> _What you are asked to do_
All lines in which the word "四大疑案" occurs are to be extracted.

>> START Recorded information

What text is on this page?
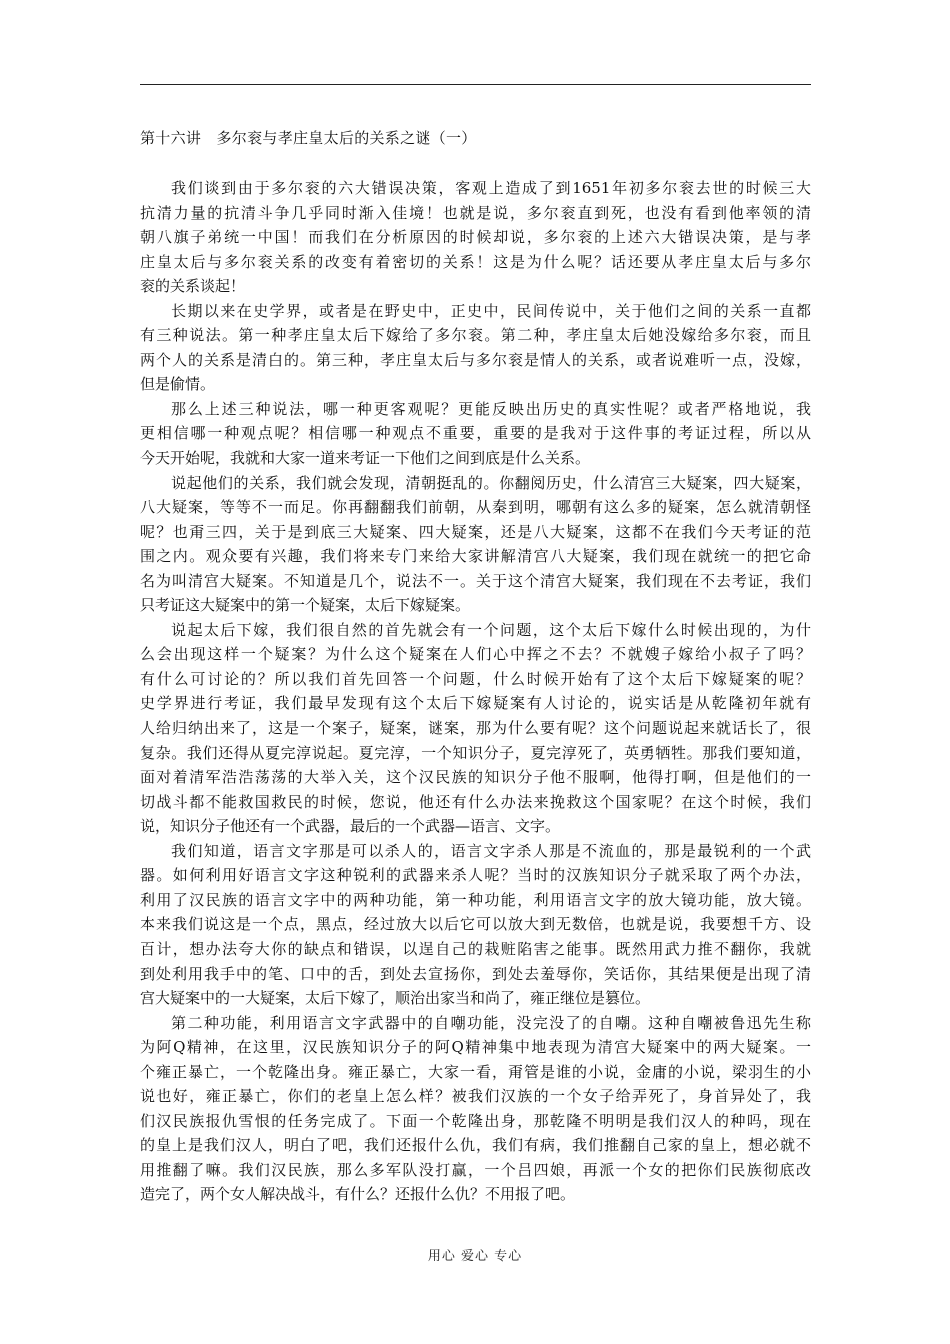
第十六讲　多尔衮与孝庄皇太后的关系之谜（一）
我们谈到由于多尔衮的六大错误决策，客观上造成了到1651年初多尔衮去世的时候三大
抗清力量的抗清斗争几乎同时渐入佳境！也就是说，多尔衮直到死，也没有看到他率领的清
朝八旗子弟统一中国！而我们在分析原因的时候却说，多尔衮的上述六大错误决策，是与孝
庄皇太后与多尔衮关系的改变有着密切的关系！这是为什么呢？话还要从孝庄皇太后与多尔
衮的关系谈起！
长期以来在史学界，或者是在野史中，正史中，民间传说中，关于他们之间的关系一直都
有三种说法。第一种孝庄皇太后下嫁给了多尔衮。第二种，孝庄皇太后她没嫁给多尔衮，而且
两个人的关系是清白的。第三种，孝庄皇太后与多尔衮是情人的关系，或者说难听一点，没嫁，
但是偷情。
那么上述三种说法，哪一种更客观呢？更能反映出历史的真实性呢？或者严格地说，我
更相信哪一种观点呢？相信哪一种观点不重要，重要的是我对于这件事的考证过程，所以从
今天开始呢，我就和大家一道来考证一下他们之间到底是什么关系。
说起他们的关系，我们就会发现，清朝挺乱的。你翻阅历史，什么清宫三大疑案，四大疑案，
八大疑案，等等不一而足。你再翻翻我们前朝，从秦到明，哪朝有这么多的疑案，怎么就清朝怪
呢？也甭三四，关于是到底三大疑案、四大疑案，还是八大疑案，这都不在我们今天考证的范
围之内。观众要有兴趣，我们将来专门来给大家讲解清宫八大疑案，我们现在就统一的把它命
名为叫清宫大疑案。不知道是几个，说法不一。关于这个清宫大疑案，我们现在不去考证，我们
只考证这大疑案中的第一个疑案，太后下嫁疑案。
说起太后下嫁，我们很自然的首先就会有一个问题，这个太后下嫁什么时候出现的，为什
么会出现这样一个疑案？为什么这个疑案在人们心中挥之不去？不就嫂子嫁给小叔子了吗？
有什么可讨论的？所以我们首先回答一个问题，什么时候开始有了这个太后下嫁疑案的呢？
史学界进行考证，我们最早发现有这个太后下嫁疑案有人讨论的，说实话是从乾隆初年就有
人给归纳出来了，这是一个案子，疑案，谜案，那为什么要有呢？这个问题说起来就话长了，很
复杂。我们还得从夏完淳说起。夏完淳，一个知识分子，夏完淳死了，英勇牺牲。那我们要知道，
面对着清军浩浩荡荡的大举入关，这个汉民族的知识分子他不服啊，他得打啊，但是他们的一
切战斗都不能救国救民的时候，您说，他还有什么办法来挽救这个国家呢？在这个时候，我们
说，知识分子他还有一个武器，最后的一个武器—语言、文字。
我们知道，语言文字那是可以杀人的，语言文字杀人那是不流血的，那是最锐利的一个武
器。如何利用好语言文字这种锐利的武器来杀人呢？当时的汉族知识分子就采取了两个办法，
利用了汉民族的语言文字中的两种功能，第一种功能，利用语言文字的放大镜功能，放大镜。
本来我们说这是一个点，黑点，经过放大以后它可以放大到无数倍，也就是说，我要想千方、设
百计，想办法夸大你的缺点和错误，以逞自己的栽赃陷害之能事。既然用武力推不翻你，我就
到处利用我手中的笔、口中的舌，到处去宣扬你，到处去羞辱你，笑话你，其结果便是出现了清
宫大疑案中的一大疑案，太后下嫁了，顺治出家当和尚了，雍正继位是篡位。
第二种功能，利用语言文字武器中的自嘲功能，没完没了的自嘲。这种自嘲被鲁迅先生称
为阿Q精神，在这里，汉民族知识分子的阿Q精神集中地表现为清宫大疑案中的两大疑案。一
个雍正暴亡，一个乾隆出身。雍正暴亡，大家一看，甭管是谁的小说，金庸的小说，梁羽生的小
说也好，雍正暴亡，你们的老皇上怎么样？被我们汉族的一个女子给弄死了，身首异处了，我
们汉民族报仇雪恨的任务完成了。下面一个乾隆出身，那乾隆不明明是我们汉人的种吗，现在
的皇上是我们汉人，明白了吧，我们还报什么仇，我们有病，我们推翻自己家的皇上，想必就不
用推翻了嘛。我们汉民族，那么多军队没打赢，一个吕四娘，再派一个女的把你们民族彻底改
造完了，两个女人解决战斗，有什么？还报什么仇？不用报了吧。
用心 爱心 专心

>> END Recorded information

> _Task output_
说起他们的关系，我们就会发现，清朝挺乱的。你翻阅历史，什么清宫三大疑案，四大疑案，
呢？也甭三四，关于是到底三大疑案、四大疑案，还是八大疑案，这都不在我们今天考证的范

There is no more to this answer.